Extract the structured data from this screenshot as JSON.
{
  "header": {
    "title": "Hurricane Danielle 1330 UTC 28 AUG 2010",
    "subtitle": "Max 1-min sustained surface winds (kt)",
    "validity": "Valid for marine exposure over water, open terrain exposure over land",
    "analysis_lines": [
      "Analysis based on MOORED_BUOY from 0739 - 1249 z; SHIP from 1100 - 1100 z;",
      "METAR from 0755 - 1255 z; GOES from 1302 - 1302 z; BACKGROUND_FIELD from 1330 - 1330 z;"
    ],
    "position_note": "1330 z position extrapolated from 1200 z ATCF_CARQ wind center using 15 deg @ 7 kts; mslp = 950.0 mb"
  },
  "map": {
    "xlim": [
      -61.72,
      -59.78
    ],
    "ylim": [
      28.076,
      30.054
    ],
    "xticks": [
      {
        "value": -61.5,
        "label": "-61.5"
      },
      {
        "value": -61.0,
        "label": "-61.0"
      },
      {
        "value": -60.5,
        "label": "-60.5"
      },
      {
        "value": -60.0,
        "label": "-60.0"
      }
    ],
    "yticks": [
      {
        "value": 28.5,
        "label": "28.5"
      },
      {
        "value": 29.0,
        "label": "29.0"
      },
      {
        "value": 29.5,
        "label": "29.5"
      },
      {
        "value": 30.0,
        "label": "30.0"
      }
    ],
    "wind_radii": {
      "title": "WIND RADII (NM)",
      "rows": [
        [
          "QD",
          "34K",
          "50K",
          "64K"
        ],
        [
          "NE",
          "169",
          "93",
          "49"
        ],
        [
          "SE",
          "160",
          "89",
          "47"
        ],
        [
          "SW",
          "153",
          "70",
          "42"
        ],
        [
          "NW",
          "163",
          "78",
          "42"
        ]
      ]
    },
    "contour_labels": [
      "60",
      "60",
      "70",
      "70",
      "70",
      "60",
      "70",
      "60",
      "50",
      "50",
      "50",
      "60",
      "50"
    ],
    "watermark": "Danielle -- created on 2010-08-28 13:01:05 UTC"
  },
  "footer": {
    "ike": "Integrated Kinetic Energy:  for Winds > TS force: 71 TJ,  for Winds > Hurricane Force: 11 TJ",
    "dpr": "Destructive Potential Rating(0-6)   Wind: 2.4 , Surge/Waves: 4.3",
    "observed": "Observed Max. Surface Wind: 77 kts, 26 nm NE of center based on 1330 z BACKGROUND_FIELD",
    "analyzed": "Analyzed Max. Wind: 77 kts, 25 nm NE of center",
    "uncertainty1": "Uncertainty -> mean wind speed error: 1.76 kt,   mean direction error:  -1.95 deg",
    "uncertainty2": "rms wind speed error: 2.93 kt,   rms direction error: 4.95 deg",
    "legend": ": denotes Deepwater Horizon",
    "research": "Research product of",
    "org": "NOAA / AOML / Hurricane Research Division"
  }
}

==*==

--- Work instructions ---
Write out every line exactly as it stands.

--- Exercise response ---
Extract the structured data from this screenshot as JSON.
{
  "header": {
    "title": "Hurricane Danielle 1330 UTC 28 AUG 2010",
    "subtitle": "Max 1-min sustained surface winds (kt)",
    "validity": "Valid for marine exposure over water, open terrain exposure over land",
    "analysis_lines": [
      "Analysis based on MOORED_BUOY from 0739 - 1249 z; SHIP from 1100 - 1100 z;",
      "METAR from 0755 - 1255 z; GOES from 1302 - 1302 z; BACKGROUND_FIELD from 1330 - 1330 z;"
    ],
    "position_note": "1330 z position extrapolated from 1200 z ATCF_CARQ wind center using 15 deg @ 7 kts; mslp = 950.0 mb"
  },
  "map": {
    "xlim": [
      -61.72,
      -59.78
    ],
    "ylim": [
      28.076,
      30.054
    ],
    "xticks": [
      {
        "value": -61.5,
        "label": "-61.5"
      },
      {
        "value": -61.0,
        "label": "-61.0"
      },
      {
        "value": -60.5,
        "label": "-60.5"
      },
      {
        "value": -60.0,
        "label": "-60.0"
      }
    ],
    "yticks": [
      {
        "value": 28.5,
        "label": "28.5"
      },
      {
        "value": 29.0,
        "label": "29.0"
      },
      {
        "value": 29.5,
        "label": "29.5"
      },
      {
        "value": 30.0,
        "label": "30.0"
      }
    ],
    "wind_radii": {
      "title": "WIND RADII (NM)",
      "rows": [
        [
          "QD",
          "34K",
          "50K",
          "64K"
        ],
        [
          "NE",
          "169",
          "93",
          "49"
        ],
        [
          "SE",
          "160",
          "89",
          "47"
        ],
        [
          "SW",
          "153",
          "70",
          "42"
        ],
        [
          "NW",
          "163",
          "78",
          "42"
        ]
      ]
    },
    "contour_labels": [
      "60",
      "60",
      "70",
      "70",
      "70",
      "60",
      "70",
      "60",
      "50",
      "50",
      "50",
      "60",
      "50"
    ],
    "watermark": "Danielle -- created on 2010-08-28 13:01:05 UTC"
  },
  "footer": {
    "ike": "Integrated Kinetic Energy:  for Winds > TS force: 71 TJ,  for Winds > Hurricane Force: 11 TJ",
    "dpr": "Destructive Potential Rating(0-6)   Wind: 2.4 , Surge/Waves: 4.3",
    "observed": "Observed Max. Surface Wind: 77 kts, 26 nm NE of center based on 1330 z BACKGROUND_FIELD",
    "analyzed": "Analyzed Max. Wind: 77 kts, 25 nm NE of center",
    "uncertainty1": "Uncertainty -> mean wind speed error: 1.76 kt,   mean direction error:  -1.95 deg",
    "uncertainty2": "rms wind speed error: 2.93 kt,   rms direction error: 4.95 deg",
    "legend": ": denotes Deepwater Horizon",
    "research": "Research product of",
    "org": "NOAA / AOML / Hurricane Research Division"
  }
}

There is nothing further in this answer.